▶ [Your goal]:
Every record should be copied exactly, except that pictures are to be omitted.

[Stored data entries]
>>>>>
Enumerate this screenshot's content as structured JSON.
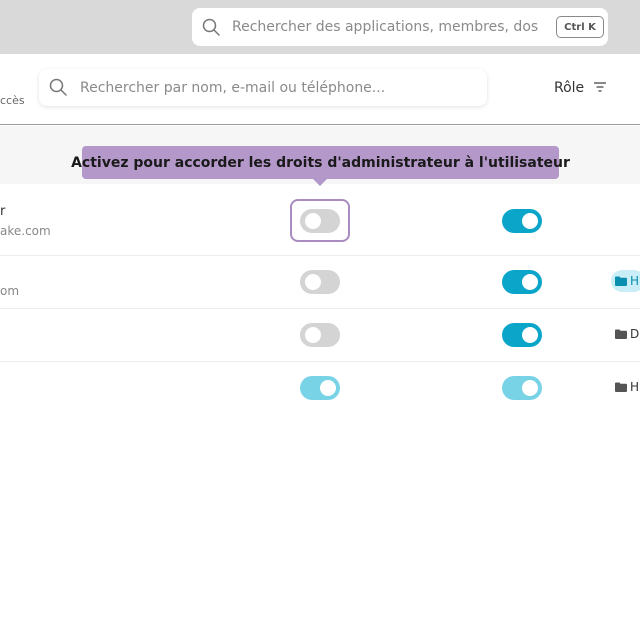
{
  "global_search": {
    "placeholder": "Rechercher des applications, membres, doss",
    "shortcut": "Ctrl K"
  },
  "toolbar": {
    "access_tab_partial": "ccès",
    "member_search_placeholder": "Rechercher par nom, e-mail ou téléphone...",
    "role_filter_label": "Rôle"
  },
  "tooltip": {
    "text": "Activez pour accorder les droits d'administrateur à l'utilisateur"
  },
  "rows": [
    {
      "name_partial": "r",
      "email_partial": "ake.com",
      "admin_enabled": false,
      "access_enabled": true,
      "folder_partial": ""
    },
    {
      "name_partial": "",
      "email_partial": "om",
      "admin_enabled": false,
      "access_enabled": true,
      "folder_partial": "H"
    },
    {
      "name_partial": "",
      "email_partial": "",
      "admin_enabled": false,
      "access_enabled": true,
      "folder_partial": "D"
    },
    {
      "name_partial": "",
      "email_partial": "",
      "admin_enabled": true,
      "access_enabled": true,
      "folder_partial": "H"
    }
  ],
  "colors": {
    "toggle_on": "#0aa5c9",
    "toggle_on_disabled": "#79d3e6",
    "toggle_off": "#d4d4d4",
    "tooltip_bg": "#b598ca",
    "focus_ring": "#a98cc1"
  },
  "icons": {
    "search": "search-icon",
    "filter": "filter-icon",
    "folder": "folder-icon"
  }
}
<<<<<
▶ [Completed exercise]:
Enumerate this screenshot's content as structured JSON.
{
  "global_search": {
    "placeholder": "Rechercher des applications, membres, doss",
    "shortcut": "Ctrl K"
  },
  "toolbar": {
    "access_tab_partial": "ccès",
    "member_search_placeholder": "Rechercher par nom, e-mail ou téléphone...",
    "role_filter_label": "Rôle"
  },
  "tooltip": {
    "text": "Activez pour accorder les droits d'administrateur à l'utilisateur"
  },
  "rows": [
    {
      "name_partial": "r",
      "email_partial": "ake.com",
      "admin_enabled": false,
      "access_enabled": true,
      "folder_partial": ""
    },
    {
      "name_partial": "",
      "email_partial": "om",
      "admin_enabled": false,
      "access_enabled": true,
      "folder_partial": "H"
    },
    {
      "name_partial": "",
      "email_partial": "",
      "admin_enabled": false,
      "access_enabled": true,
      "folder_partial": "D"
    },
    {
      "name_partial": "",
      "email_partial": "",
      "admin_enabled": true,
      "access_enabled": true,
      "folder_partial": "H"
    }
  ],
  "colors": {
    "toggle_on": "#0aa5c9",
    "toggle_on_disabled": "#79d3e6",
    "toggle_off": "#d4d4d4",
    "tooltip_bg": "#b598ca",
    "focus_ring": "#a98cc1"
  },
  "icons": {
    "search": "search-icon",
    "filter": "filter-icon",
    "folder": "folder-icon"
  }
}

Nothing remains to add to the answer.